Find the lines that contain the word "материально" and copy each one.

#####

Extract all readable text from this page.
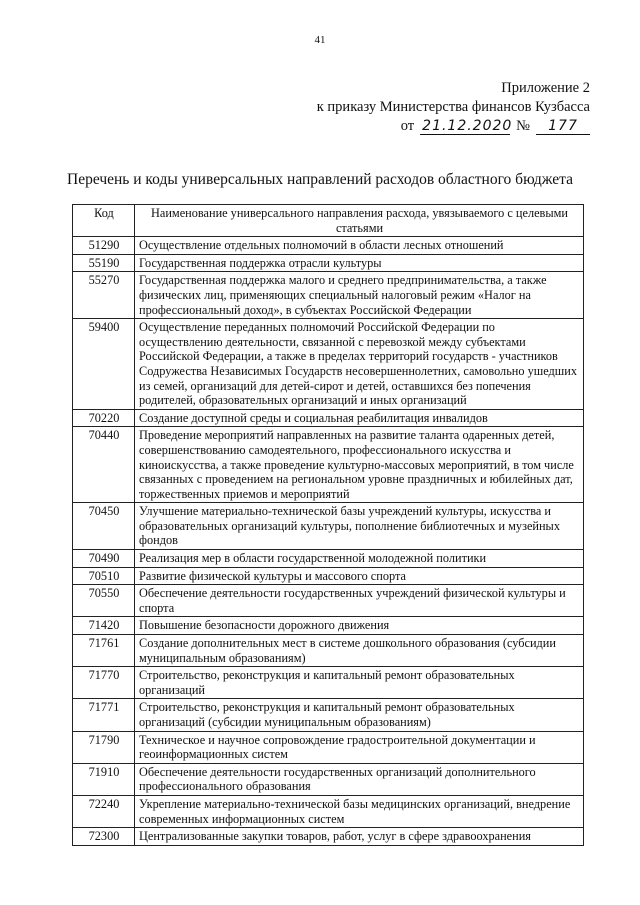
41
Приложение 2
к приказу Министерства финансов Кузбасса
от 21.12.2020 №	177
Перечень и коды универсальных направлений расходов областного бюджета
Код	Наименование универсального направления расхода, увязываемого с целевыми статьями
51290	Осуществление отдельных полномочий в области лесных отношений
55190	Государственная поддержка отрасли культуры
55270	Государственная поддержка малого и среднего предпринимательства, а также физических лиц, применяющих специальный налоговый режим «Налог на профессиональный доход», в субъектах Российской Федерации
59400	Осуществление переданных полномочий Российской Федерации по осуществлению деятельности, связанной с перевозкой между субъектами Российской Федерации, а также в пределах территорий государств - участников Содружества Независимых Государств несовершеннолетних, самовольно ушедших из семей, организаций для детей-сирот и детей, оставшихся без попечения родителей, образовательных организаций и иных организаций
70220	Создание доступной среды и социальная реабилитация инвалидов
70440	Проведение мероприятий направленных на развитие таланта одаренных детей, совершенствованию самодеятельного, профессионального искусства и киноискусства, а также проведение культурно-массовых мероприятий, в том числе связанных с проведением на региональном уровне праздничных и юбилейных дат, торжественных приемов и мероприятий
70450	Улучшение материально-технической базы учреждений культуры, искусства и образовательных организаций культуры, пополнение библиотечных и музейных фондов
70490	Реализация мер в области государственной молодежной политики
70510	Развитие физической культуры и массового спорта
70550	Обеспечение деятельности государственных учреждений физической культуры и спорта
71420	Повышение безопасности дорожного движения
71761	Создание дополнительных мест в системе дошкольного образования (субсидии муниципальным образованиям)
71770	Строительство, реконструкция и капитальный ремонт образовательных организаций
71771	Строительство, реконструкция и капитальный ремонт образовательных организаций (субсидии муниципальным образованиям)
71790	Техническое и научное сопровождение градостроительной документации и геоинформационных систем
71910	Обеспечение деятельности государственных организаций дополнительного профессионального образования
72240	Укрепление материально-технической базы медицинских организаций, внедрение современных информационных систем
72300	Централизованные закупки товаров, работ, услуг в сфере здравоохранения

#####

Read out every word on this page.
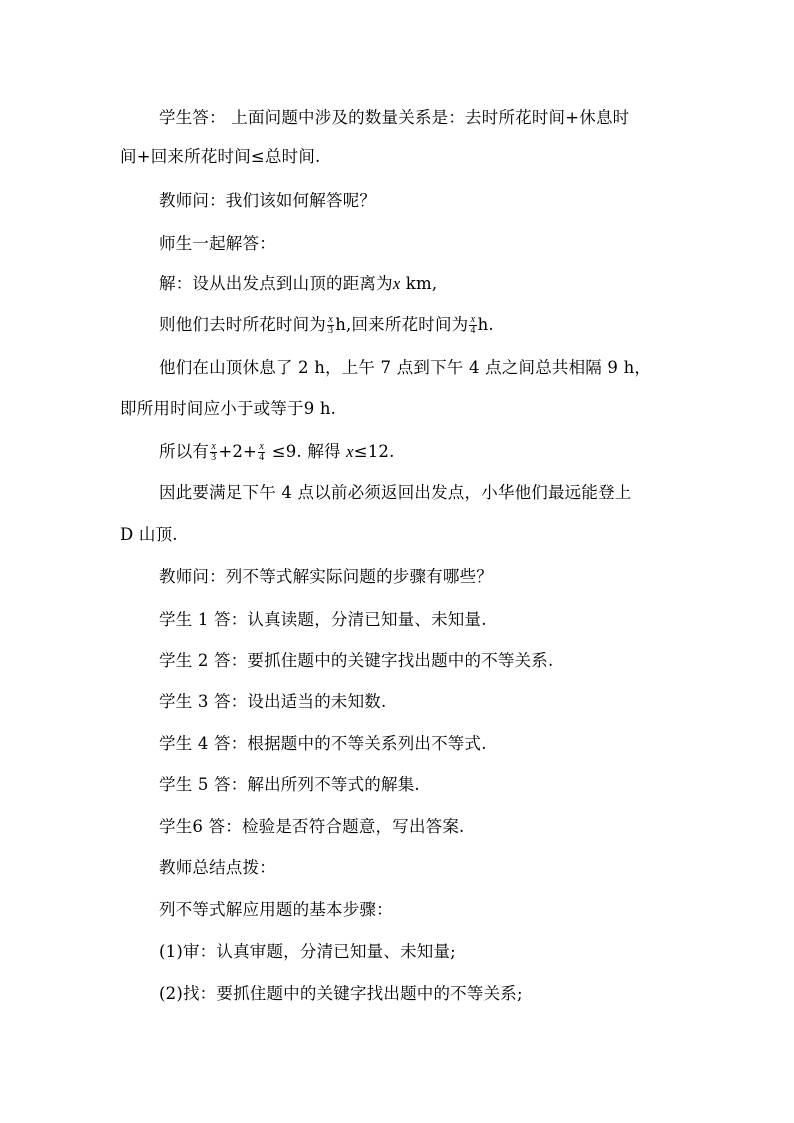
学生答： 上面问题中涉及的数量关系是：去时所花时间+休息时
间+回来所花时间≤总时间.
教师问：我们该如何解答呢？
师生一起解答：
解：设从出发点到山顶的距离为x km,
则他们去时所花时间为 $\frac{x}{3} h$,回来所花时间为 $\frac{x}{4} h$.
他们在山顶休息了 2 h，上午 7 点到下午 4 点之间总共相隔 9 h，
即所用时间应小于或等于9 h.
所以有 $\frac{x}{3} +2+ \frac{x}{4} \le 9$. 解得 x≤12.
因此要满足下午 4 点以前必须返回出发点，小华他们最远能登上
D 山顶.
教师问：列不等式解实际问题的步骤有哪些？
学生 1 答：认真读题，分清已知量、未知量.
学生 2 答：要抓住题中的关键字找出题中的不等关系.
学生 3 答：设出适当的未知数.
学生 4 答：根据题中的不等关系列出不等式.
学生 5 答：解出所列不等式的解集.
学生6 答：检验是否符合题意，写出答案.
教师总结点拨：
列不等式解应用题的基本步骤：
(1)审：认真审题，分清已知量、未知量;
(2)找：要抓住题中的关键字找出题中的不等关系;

#####

- _SOLUTION TO THIS TASK_:
70450	Улучшение материально-технической базы учреждений культуры, искусства и образовательных организаций культуры, пополнение библиотечных и музейных фондов
72240	Укрепление материально-технической базы медицинских организаций, внедрение современных информационных систем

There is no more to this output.